— start —
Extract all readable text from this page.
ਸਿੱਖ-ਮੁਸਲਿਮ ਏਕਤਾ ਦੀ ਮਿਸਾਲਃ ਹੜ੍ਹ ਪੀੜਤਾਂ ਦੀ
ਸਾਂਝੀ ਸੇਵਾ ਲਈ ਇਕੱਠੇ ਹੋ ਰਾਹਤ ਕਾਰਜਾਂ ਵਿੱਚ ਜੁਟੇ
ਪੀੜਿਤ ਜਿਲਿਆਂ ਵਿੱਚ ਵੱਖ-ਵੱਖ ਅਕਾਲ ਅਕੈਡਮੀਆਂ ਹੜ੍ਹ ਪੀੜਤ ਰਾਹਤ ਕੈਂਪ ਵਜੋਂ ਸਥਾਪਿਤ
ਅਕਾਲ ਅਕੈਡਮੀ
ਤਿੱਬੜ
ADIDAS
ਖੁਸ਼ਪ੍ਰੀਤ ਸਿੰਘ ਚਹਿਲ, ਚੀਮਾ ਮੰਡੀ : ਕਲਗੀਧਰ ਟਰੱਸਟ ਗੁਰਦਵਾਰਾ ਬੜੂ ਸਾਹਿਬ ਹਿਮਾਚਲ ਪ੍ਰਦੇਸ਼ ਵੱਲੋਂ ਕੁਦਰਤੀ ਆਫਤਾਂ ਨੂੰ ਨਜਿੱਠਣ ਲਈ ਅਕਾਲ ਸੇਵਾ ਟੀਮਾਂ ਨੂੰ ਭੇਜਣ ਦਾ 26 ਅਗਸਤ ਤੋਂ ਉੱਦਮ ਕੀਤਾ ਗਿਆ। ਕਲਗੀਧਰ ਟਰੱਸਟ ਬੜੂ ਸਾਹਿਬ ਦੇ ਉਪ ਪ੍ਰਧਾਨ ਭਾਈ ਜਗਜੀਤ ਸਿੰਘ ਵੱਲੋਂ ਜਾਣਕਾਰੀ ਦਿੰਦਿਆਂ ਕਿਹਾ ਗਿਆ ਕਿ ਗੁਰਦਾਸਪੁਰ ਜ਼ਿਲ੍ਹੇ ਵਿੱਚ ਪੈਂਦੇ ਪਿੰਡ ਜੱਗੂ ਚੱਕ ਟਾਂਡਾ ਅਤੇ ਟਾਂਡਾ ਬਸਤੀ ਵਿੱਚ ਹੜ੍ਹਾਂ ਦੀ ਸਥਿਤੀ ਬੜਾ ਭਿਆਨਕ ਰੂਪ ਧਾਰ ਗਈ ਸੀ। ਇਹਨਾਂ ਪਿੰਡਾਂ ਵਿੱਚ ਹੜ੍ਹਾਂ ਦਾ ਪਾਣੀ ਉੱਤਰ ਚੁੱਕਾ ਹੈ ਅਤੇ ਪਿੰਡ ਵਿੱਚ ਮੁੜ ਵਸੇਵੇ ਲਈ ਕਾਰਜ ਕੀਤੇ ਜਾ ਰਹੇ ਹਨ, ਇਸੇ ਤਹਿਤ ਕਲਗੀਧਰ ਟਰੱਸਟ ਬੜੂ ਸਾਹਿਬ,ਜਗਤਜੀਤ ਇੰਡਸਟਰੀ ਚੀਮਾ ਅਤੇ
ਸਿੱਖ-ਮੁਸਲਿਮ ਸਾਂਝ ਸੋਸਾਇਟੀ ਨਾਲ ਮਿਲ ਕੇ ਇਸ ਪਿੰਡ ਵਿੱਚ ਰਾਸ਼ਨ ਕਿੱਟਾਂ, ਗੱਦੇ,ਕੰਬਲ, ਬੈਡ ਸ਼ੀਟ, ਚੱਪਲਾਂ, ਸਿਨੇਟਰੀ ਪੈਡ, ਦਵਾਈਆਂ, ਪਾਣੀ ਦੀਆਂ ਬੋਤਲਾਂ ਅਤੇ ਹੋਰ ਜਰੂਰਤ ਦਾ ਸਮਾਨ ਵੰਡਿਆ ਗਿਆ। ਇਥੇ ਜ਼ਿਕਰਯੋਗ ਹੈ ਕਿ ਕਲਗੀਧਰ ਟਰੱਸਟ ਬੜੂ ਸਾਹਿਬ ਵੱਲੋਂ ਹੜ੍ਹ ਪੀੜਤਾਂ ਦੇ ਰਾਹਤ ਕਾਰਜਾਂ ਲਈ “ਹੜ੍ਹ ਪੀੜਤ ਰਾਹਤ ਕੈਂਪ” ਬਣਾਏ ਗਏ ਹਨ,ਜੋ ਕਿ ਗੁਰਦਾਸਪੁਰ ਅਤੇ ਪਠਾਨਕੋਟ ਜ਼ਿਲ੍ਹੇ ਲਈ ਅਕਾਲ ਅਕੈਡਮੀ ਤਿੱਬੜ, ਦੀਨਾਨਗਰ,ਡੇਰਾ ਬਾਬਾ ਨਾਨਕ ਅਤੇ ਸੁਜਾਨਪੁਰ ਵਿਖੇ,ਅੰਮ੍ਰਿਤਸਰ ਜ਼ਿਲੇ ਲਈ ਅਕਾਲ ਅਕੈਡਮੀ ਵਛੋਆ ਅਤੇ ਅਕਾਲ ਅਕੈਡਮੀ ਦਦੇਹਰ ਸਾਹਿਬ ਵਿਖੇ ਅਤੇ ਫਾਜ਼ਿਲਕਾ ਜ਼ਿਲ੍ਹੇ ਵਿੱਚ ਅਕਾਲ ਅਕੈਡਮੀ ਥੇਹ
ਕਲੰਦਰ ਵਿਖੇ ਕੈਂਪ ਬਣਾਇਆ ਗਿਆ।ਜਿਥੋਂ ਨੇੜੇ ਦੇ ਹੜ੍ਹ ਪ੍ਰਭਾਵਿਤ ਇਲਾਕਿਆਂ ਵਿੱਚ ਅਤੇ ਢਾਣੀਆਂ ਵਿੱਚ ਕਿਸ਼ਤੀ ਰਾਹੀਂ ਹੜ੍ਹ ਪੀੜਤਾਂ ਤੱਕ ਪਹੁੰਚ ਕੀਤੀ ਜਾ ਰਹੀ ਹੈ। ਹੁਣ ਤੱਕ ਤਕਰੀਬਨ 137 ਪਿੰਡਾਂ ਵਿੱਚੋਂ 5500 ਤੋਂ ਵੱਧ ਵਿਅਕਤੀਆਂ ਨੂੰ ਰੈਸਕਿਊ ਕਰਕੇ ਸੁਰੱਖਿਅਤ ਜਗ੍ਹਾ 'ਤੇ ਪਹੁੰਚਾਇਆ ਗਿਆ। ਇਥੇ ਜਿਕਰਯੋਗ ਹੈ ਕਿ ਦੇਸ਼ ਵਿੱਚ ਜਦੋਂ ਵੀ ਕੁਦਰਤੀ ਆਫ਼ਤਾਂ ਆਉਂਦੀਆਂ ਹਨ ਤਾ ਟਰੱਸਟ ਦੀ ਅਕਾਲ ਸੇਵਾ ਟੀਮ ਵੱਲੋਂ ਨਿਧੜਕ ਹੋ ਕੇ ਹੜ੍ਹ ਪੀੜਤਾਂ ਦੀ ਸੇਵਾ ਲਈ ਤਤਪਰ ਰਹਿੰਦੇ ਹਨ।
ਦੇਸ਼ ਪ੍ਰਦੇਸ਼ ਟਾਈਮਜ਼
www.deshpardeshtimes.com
— end —
Task brief »
Return the entries above exactly as they appear.

Exercise result »
Extract all readable text from this page.
ਸਿੱਖ-ਮੁਸਲਿਮ ਏਕਤਾ ਦੀ ਮਿਸਾਲਃ ਹੜ੍ਹ ਪੀੜਤਾਂ ਦੀ
ਸਾਂਝੀ ਸੇਵਾ ਲਈ ਇਕੱਠੇ ਹੋ ਰਾਹਤ ਕਾਰਜਾਂ ਵਿੱਚ ਜੁਟੇ
ਪੀੜਿਤ ਜਿਲਿਆਂ ਵਿੱਚ ਵੱਖ-ਵੱਖ ਅਕਾਲ ਅਕੈਡਮੀਆਂ ਹੜ੍ਹ ਪੀੜਤ ਰਾਹਤ ਕੈਂਪ ਵਜੋਂ ਸਥਾਪਿਤ
ਅਕਾਲ ਅਕੈਡਮੀ
ਤਿੱਬੜ
ADIDAS
ਖੁਸ਼ਪ੍ਰੀਤ ਸਿੰਘ ਚਹਿਲ, ਚੀਮਾ ਮੰਡੀ : ਕਲਗੀਧਰ ਟਰੱਸਟ ਗੁਰਦਵਾਰਾ ਬੜੂ ਸਾਹਿਬ ਹਿਮਾਚਲ ਪ੍ਰਦੇਸ਼ ਵੱਲੋਂ ਕੁਦਰਤੀ ਆਫਤਾਂ ਨੂੰ ਨਜਿੱਠਣ ਲਈ ਅਕਾਲ ਸੇਵਾ ਟੀਮਾਂ ਨੂੰ ਭੇਜਣ ਦਾ 26 ਅਗਸਤ ਤੋਂ ਉੱਦਮ ਕੀਤਾ ਗਿਆ। ਕਲਗੀਧਰ ਟਰੱਸਟ ਬੜੂ ਸਾਹਿਬ ਦੇ ਉਪ ਪ੍ਰਧਾਨ ਭਾਈ ਜਗਜੀਤ ਸਿੰਘ ਵੱਲੋਂ ਜਾਣਕਾਰੀ ਦਿੰਦਿਆਂ ਕਿਹਾ ਗਿਆ ਕਿ ਗੁਰਦਾਸਪੁਰ ਜ਼ਿਲ੍ਹੇ ਵਿੱਚ ਪੈਂਦੇ ਪਿੰਡ ਜੱਗੂ ਚੱਕ ਟਾਂਡਾ ਅਤੇ ਟਾਂਡਾ ਬਸਤੀ ਵਿੱਚ ਹੜ੍ਹਾਂ ਦੀ ਸਥਿਤੀ ਬੜਾ ਭਿਆਨਕ ਰੂਪ ਧਾਰ ਗਈ ਸੀ। ਇਹਨਾਂ ਪਿੰਡਾਂ ਵਿੱਚ ਹੜ੍ਹਾਂ ਦਾ ਪਾਣੀ ਉੱਤਰ ਚੁੱਕਾ ਹੈ ਅਤੇ ਪਿੰਡ ਵਿੱਚ ਮੁੜ ਵਸੇਵੇ ਲਈ ਕਾਰਜ ਕੀਤੇ ਜਾ ਰਹੇ ਹਨ, ਇਸੇ ਤਹਿਤ ਕਲਗੀਧਰ ਟਰੱਸਟ ਬੜੂ ਸਾਹਿਬ,ਜਗਤਜੀਤ ਇੰਡਸਟਰੀ ਚੀਮਾ ਅਤੇ
ਸਿੱਖ-ਮੁਸਲਿਮ ਸਾਂਝ ਸੋਸਾਇਟੀ ਨਾਲ ਮਿਲ ਕੇ ਇਸ ਪਿੰਡ ਵਿੱਚ ਰਾਸ਼ਨ ਕਿੱਟਾਂ, ਗੱਦੇ,ਕੰਬਲ, ਬੈਡ ਸ਼ੀਟ, ਚੱਪਲਾਂ, ਸਿਨੇਟਰੀ ਪੈਡ, ਦਵਾਈਆਂ, ਪਾਣੀ ਦੀਆਂ ਬੋਤਲਾਂ ਅਤੇ ਹੋਰ ਜਰੂਰਤ ਦਾ ਸਮਾਨ ਵੰਡਿਆ ਗਿਆ। ਇਥੇ ਜ਼ਿਕਰਯੋਗ ਹੈ ਕਿ ਕਲਗੀਧਰ ਟਰੱਸਟ ਬੜੂ ਸਾਹਿਬ ਵੱਲੋਂ ਹੜ੍ਹ ਪੀੜਤਾਂ ਦੇ ਰਾਹਤ ਕਾਰਜਾਂ ਲਈ “ਹੜ੍ਹ ਪੀੜਤ ਰਾਹਤ ਕੈਂਪ” ਬਣਾਏ ਗਏ ਹਨ,ਜੋ ਕਿ ਗੁਰਦਾਸਪੁਰ ਅਤੇ ਪਠਾਨਕੋਟ ਜ਼ਿਲ੍ਹੇ ਲਈ ਅਕਾਲ ਅਕੈਡਮੀ ਤਿੱਬੜ, ਦੀਨਾਨਗਰ,ਡੇਰਾ ਬਾਬਾ ਨਾਨਕ ਅਤੇ ਸੁਜਾਨਪੁਰ ਵਿਖੇ,ਅੰਮ੍ਰਿਤਸਰ ਜ਼ਿਲੇ ਲਈ ਅਕਾਲ ਅਕੈਡਮੀ ਵਛੋਆ ਅਤੇ ਅਕਾਲ ਅਕੈਡਮੀ ਦਦੇਹਰ ਸਾਹਿਬ ਵਿਖੇ ਅਤੇ ਫਾਜ਼ਿਲਕਾ ਜ਼ਿਲ੍ਹੇ ਵਿੱਚ ਅਕਾਲ ਅਕੈਡਮੀ ਥੇਹ
ਕਲੰਦਰ ਵਿਖੇ ਕੈਂਪ ਬਣਾਇਆ ਗਿਆ।ਜਿਥੋਂ ਨੇੜੇ ਦੇ ਹੜ੍ਹ ਪ੍ਰਭਾਵਿਤ ਇਲਾਕਿਆਂ ਵਿੱਚ ਅਤੇ ਢਾਣੀਆਂ ਵਿੱਚ ਕਿਸ਼ਤੀ ਰਾਹੀਂ ਹੜ੍ਹ ਪੀੜਤਾਂ ਤੱਕ ਪਹੁੰਚ ਕੀਤੀ ਜਾ ਰਹੀ ਹੈ। ਹੁਣ ਤੱਕ ਤਕਰੀਬਨ 137 ਪਿੰਡਾਂ ਵਿੱਚੋਂ 5500 ਤੋਂ ਵੱਧ ਵਿਅਕਤੀਆਂ ਨੂੰ ਰੈਸਕਿਊ ਕਰਕੇ ਸੁਰੱਖਿਅਤ ਜਗ੍ਹਾ 'ਤੇ ਪਹੁੰਚਾਇਆ ਗਿਆ। ਇਥੇ ਜਿਕਰਯੋਗ ਹੈ ਕਿ ਦੇਸ਼ ਵਿੱਚ ਜਦੋਂ ਵੀ ਕੁਦਰਤੀ ਆਫ਼ਤਾਂ ਆਉਂਦੀਆਂ ਹਨ ਤਾ ਟਰੱਸਟ ਦੀ ਅਕਾਲ ਸੇਵਾ ਟੀਮ ਵੱਲੋਂ ਨਿਧੜਕ ਹੋ ਕੇ ਹੜ੍ਹ ਪੀੜਤਾਂ ਦੀ ਸੇਵਾ ਲਈ ਤਤਪਰ ਰਹਿੰਦੇ ਹਨ।
ਦੇਸ਼ ਪ੍ਰਦੇਸ਼ ਟਾਈਮਜ਼
www.deshpardeshtimes.com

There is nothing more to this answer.